--- ENTRIES ---
++++++++++++++++++++
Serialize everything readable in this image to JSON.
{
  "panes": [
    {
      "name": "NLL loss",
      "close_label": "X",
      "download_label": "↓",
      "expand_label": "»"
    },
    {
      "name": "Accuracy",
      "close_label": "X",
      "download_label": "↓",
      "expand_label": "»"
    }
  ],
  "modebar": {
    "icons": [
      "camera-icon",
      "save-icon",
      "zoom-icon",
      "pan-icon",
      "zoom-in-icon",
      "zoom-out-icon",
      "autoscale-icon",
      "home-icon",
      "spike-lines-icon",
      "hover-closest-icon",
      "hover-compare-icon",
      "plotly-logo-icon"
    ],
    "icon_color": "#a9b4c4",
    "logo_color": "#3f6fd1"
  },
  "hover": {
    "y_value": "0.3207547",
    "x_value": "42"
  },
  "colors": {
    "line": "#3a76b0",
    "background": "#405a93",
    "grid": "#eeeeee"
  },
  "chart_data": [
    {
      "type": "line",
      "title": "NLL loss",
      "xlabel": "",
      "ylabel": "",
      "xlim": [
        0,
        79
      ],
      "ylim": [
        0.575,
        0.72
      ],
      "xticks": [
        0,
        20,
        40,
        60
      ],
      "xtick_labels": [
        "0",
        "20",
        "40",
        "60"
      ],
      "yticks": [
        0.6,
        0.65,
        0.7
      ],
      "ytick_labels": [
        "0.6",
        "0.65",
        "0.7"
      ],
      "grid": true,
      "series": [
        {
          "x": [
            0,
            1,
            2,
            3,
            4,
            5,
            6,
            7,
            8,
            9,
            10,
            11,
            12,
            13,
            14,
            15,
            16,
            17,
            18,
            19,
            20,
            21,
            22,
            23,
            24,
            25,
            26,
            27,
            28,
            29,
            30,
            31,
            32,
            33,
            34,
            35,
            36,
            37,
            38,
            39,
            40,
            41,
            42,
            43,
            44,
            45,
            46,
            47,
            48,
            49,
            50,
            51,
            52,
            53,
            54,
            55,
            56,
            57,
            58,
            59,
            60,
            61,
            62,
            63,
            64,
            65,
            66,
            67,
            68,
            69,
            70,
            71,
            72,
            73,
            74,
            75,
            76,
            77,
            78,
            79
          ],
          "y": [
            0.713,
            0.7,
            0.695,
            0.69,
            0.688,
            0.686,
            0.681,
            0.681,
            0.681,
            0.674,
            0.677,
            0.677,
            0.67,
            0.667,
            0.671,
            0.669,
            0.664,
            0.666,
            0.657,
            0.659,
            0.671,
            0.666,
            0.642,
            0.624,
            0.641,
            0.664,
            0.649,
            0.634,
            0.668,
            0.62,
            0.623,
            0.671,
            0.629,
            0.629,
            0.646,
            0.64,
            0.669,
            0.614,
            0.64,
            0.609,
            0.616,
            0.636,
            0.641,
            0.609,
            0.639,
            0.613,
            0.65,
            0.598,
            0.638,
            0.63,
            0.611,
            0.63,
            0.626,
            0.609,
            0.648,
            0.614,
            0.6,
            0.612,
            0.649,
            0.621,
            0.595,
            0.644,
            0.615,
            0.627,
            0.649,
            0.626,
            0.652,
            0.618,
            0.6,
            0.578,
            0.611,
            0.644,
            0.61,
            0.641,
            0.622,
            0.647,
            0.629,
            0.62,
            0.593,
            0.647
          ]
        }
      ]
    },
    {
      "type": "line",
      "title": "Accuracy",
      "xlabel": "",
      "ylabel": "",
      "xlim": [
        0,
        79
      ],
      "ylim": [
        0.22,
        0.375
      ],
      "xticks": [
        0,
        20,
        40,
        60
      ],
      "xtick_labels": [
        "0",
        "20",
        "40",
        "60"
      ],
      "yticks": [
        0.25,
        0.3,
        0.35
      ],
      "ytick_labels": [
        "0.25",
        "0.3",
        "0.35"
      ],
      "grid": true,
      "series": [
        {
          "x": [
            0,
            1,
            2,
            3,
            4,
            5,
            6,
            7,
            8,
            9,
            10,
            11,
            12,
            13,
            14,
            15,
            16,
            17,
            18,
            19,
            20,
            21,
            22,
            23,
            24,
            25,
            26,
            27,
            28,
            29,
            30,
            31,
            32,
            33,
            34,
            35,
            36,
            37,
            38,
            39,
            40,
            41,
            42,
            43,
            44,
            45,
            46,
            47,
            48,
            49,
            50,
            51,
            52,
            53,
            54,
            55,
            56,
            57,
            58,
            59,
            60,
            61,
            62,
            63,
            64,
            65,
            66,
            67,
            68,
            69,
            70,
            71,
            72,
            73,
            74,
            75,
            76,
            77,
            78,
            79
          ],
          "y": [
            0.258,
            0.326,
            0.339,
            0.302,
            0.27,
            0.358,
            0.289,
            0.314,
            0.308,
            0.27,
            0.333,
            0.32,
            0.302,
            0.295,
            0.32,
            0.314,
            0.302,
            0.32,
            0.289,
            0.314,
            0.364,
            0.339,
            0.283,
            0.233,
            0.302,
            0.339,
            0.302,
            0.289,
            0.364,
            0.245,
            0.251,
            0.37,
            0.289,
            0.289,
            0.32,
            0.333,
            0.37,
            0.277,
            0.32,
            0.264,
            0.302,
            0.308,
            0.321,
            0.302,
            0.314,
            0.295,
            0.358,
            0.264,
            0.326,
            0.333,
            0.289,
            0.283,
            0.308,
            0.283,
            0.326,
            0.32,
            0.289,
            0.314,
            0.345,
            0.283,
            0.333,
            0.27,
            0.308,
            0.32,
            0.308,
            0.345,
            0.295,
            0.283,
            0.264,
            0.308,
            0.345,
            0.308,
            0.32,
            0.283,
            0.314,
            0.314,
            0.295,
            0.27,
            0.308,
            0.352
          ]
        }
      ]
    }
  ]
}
++++++++++++++++++++
--- WORK TO COMPLETE ---
Return the material exactly as it stands.

--- TASK ANSWER ---
Serialize everything readable in this image to JSON.
{
  "panes": [
    {
      "name": "NLL loss",
      "close_label": "X",
      "download_label": "↓",
      "expand_label": "»"
    },
    {
      "name": "Accuracy",
      "close_label": "X",
      "download_label": "↓",
      "expand_label": "»"
    }
  ],
  "modebar": {
    "icons": [
      "camera-icon",
      "save-icon",
      "zoom-icon",
      "pan-icon",
      "zoom-in-icon",
      "zoom-out-icon",
      "autoscale-icon",
      "home-icon",
      "spike-lines-icon",
      "hover-closest-icon",
      "hover-compare-icon",
      "plotly-logo-icon"
    ],
    "icon_color": "#a9b4c4",
    "logo_color": "#3f6fd1"
  },
  "hover": {
    "y_value": "0.3207547",
    "x_value": "42"
  },
  "colors": {
    "line": "#3a76b0",
    "background": "#405a93",
    "grid": "#eeeeee"
  },
  "chart_data": [
    {
      "type": "line",
      "title": "NLL loss",
      "xlabel": "",
      "ylabel": "",
      "xlim": [
        0,
        79
      ],
      "ylim": [
        0.575,
        0.72
      ],
      "xticks": [
        0,
        20,
        40,
        60
      ],
      "xtick_labels": [
        "0",
        "20",
        "40",
        "60"
      ],
      "yticks": [
        0.6,
        0.65,
        0.7
      ],
      "ytick_labels": [
        "0.6",
        "0.65",
        "0.7"
      ],
      "grid": true,
      "series": [
        {
          "x": [
            0,
            1,
            2,
            3,
            4,
            5,
            6,
            7,
            8,
            9,
            10,
            11,
            12,
            13,
            14,
            15,
            16,
            17,
            18,
            19,
            20,
            21,
            22,
            23,
            24,
            25,
            26,
            27,
            28,
            29,
            30,
            31,
            32,
            33,
            34,
            35,
            36,
            37,
            38,
            39,
            40,
            41,
            42,
            43,
            44,
            45,
            46,
            47,
            48,
            49,
            50,
            51,
            52,
            53,
            54,
            55,
            56,
            57,
            58,
            59,
            60,
            61,
            62,
            63,
            64,
            65,
            66,
            67,
            68,
            69,
            70,
            71,
            72,
            73,
            74,
            75,
            76,
            77,
            78,
            79
          ],
          "y": [
            0.713,
            0.7,
            0.695,
            0.69,
            0.688,
            0.686,
            0.681,
            0.681,
            0.681,
            0.674,
            0.677,
            0.677,
            0.67,
            0.667,
            0.671,
            0.669,
            0.664,
            0.666,
            0.657,
            0.659,
            0.671,
            0.666,
            0.642,
            0.624,
            0.641,
            0.664,
            0.649,
            0.634,
            0.668,
            0.62,
            0.623,
            0.671,
            0.629,
            0.629,
            0.646,
            0.64,
            0.669,
            0.614,
            0.64,
            0.609,
            0.616,
            0.636,
            0.641,
            0.609,
            0.639,
            0.613,
            0.65,
            0.598,
            0.638,
            0.63,
            0.611,
            0.63,
            0.626,
            0.609,
            0.648,
            0.614,
            0.6,
            0.612,
            0.649,
            0.621,
            0.595,
            0.644,
            0.615,
            0.627,
            0.649,
            0.626,
            0.652,
            0.618,
            0.6,
            0.578,
            0.611,
            0.644,
            0.61,
            0.641,
            0.622,
            0.647,
            0.629,
            0.62,
            0.593,
            0.647
          ]
        }
      ]
    },
    {
      "type": "line",
      "title": "Accuracy",
      "xlabel": "",
      "ylabel": "",
      "xlim": [
        0,
        79
      ],
      "ylim": [
        0.22,
        0.375
      ],
      "xticks": [
        0,
        20,
        40,
        60
      ],
      "xtick_labels": [
        "0",
        "20",
        "40",
        "60"
      ],
      "yticks": [
        0.25,
        0.3,
        0.35
      ],
      "ytick_labels": [
        "0.25",
        "0.3",
        "0.35"
      ],
      "grid": true,
      "series": [
        {
          "x": [
            0,
            1,
            2,
            3,
            4,
            5,
            6,
            7,
            8,
            9,
            10,
            11,
            12,
            13,
            14,
            15,
            16,
            17,
            18,
            19,
            20,
            21,
            22,
            23,
            24,
            25,
            26,
            27,
            28,
            29,
            30,
            31,
            32,
            33,
            34,
            35,
            36,
            37,
            38,
            39,
            40,
            41,
            42,
            43,
            44,
            45,
            46,
            47,
            48,
            49,
            50,
            51,
            52,
            53,
            54,
            55,
            56,
            57,
            58,
            59,
            60,
            61,
            62,
            63,
            64,
            65,
            66,
            67,
            68,
            69,
            70,
            71,
            72,
            73,
            74,
            75,
            76,
            77,
            78,
            79
          ],
          "y": [
            0.258,
            0.326,
            0.339,
            0.302,
            0.27,
            0.358,
            0.289,
            0.314,
            0.308,
            0.27,
            0.333,
            0.32,
            0.302,
            0.295,
            0.32,
            0.314,
            0.302,
            0.32,
            0.289,
            0.314,
            0.364,
            0.339,
            0.283,
            0.233,
            0.302,
            0.339,
            0.302,
            0.289,
            0.364,
            0.245,
            0.251,
            0.37,
            0.289,
            0.289,
            0.32,
            0.333,
            0.37,
            0.277,
            0.32,
            0.264,
            0.302,
            0.308,
            0.321,
            0.302,
            0.314,
            0.295,
            0.358,
            0.264,
            0.326,
            0.333,
            0.289,
            0.283,
            0.308,
            0.283,
            0.326,
            0.32,
            0.289,
            0.314,
            0.345,
            0.283,
            0.333,
            0.27,
            0.308,
            0.32,
            0.308,
            0.345,
            0.295,
            0.283,
            0.264,
            0.308,
            0.345,
            0.308,
            0.32,
            0.283,
            0.314,
            0.314,
            0.295,
            0.27,
            0.308,
            0.352
          ]
        }
      ]
    }
  ]
}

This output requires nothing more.